Judith Corker, 1967–1998

aDepartment of Chemistry, University of Southampton, UK
*Correspondence e-mail:

[link]By the untimely death of Judith Corker in July 1998, the UK synchrotron radiation community has lost one of its burgeoning talents. A native of Sheffield, Judith spent her student years on the south coast of England at the University of Southampton. One of her final-year undergraduate research projects was centred on the estimation of bond angles and data precision [J. Chem. Soc. Chem. Commun. (1989), p. 181] within nickel coordination complexes. She was awarded the R. E. Parker Prize for the best undergraduate research project for this work. She subsequently carried out in situ EXAFS experiments on the activation of such complexes to form homogeneous catalysts during her PhD; this programme spanned nickel [J. Chem. Soc. Chem. Commun. (1991), p. 1104; J. Chem. Soc. Dalton Trans. (1994), p. 1337] and copper [J. Chem. Soc. Chem. Commun. (1994), p. 1027] catalysts. She successfully developed sampling techniques for carrying out EXAFS studies on highly air-sensitive and thermolabile solutions. Judith coupled her thoughtful and effective experimentation with painstaking data analysis.

[Figure 1]
Figure 1
Judith Corker

Judith then moved to the CNRS Institut de Recherches sur la Catalyse to work with Jean Marie Basset. Her project in Villeurbanne, on pore modification of the wide-pore gallophosphate, cloverite, provided an excellent basis upon which to initiate her own research themes on transition-metal catalysts in microporous and mesoporous solids. This she duly did on her return to Southampton as a Lecturer in Chemistry in 1993. She continued then to use EXAFS as one of her techniques for characterization. Her care and precision allowed her to make key contributions in collaborations with others. Perhaps the most notable of these involved the Villeurbanne group, particularly the characterization of silica-supported hydrides of zirconium [Science (1996), 271, 5251] and tantalum [J. Am. Chem. Soc. (1996), 118, 4595] which are catalysts for alkane activation. In addition, her experiments helped to demonstrate the formation of mesoporous metals by George Attard's group in Southampton [Angew Chem. Int. Ed. Engl. (1997), 36, 1315].

→ **REQUIRED TASKS**
**A)** According to the obituary of Judith Corker, what prize did her final-year undergraduate research work earn her?
**B)** Write the next part of the obituary of Judith Corker, picking up after its final sentence.

→ **DATA BLOCK**
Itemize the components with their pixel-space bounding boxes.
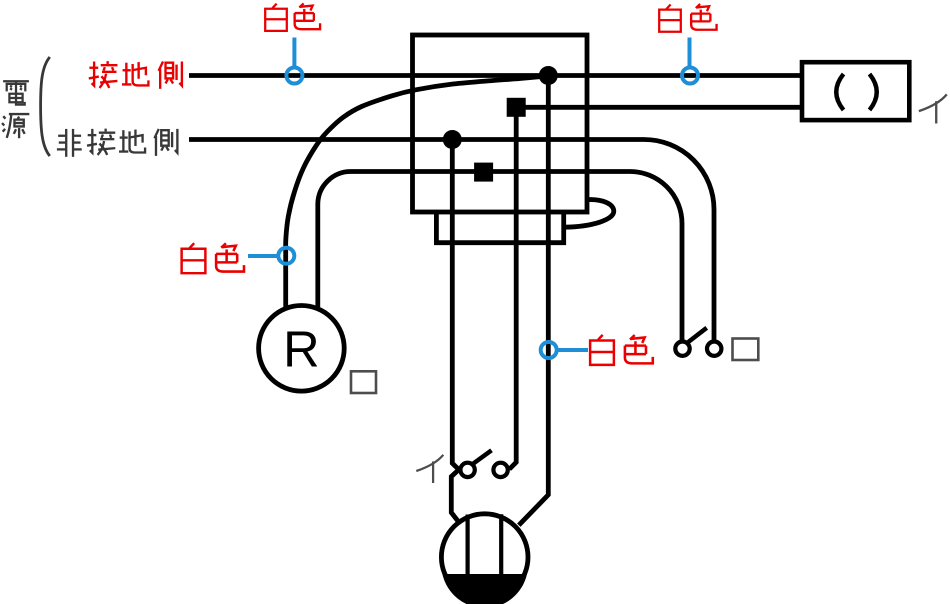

→ **ANSWERS**
**A)** The R. E. Parker Prize for the best undergraduate research project.

**B)**
In the last few years we shared two projects to develop in situ methods of investigating heterogeneous catalysts using EXAFS. The first of these concentrated on sulfur as an example of a soft X-ray absorption edge [J. Chem. Soc. Chem. Commun. (1996), p. 1431]. Towards the end of last year, our first successful experiments using energy-dispersive EXAFS (EDE) to carry out time-resolved EXAFS on a microreactor bed were achieved on station 9.3 at the SRS (on platinum in mesoporous silica), and extended earlier this year to ID24 at the ESRF (rhodium on alumina). Happily, Judith led the group to this success at Daresbury, but the ravages of leukaemia prevented her from seeing the extension of her plans effected in Grenoble.

Judith is sadly missed by her contemporaries, her past research group members (Darren Browning, Clive Hayter, Richard Oldroyd, Shehla Sheikh and Kathryn Tearle) and current folk (Tom Campbell, Steve Fiddy and Mark Newton), and her many colleagues in the UK, France and elsewhere. She was devoted also to delivering high-quality teaching to our undergraduates, who responded well to her evident concern for them. We all can celebrate knowing a fine scientist and caring colleague. Our thoughts are especially with her husband, Mark Holmes, her mother and all of the other members of her family.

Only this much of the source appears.